#### Stated task:
In the listing below, find every line containing "Saját" and copy it out.

(Data records)
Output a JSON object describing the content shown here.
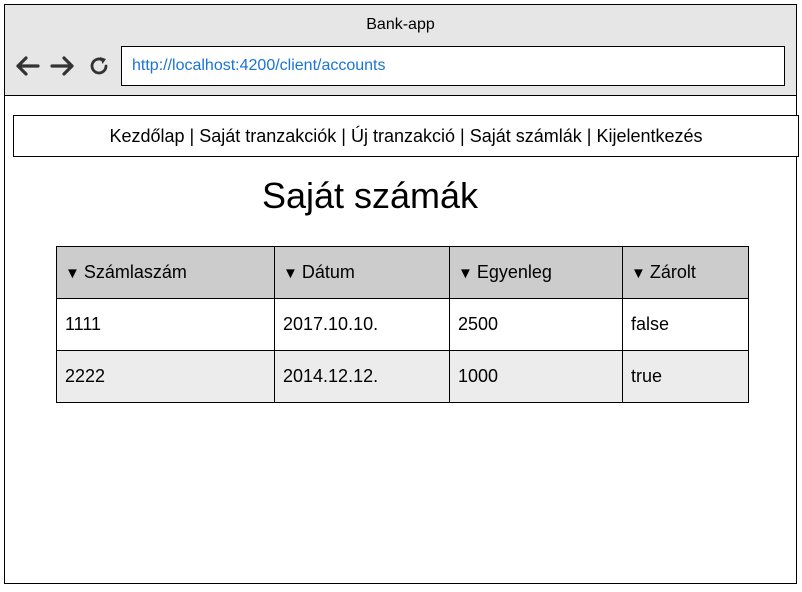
{
  "window": {
    "title": "Bank-app"
  },
  "browser": {
    "url": "http://localhost:4200/client/accounts",
    "icons": {
      "back": "arrow-left-icon",
      "forward": "arrow-right-icon",
      "reload": "reload-icon"
    }
  },
  "menu": {
    "items": [
      "Kezdőlap",
      "Saját tranzakciók",
      "Új tranzakció",
      "Saját számlák",
      "Kijelentkezés"
    ],
    "separator": "|"
  },
  "page": {
    "title": "Saját számák"
  },
  "table": {
    "sort_glyph": "▼",
    "columns": [
      "Számlaszám",
      "Dátum",
      "Egyenleg",
      "Zárolt"
    ],
    "rows": [
      [
        "1111",
        "2017.10.10.",
        "2500",
        "false"
      ],
      [
        "2222",
        "2014.12.12.",
        "1000",
        "true"
      ]
    ]
  },
  "colors": {
    "titlebar": "#e6e6e6",
    "url_text": "#1a73d9",
    "header_bg": "#cccccc",
    "alt_row_bg": "#ececec"
  }
}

#### Response:
      "Saját tranzakciók",
      "Saját számlák",
    "title": "Saját számák"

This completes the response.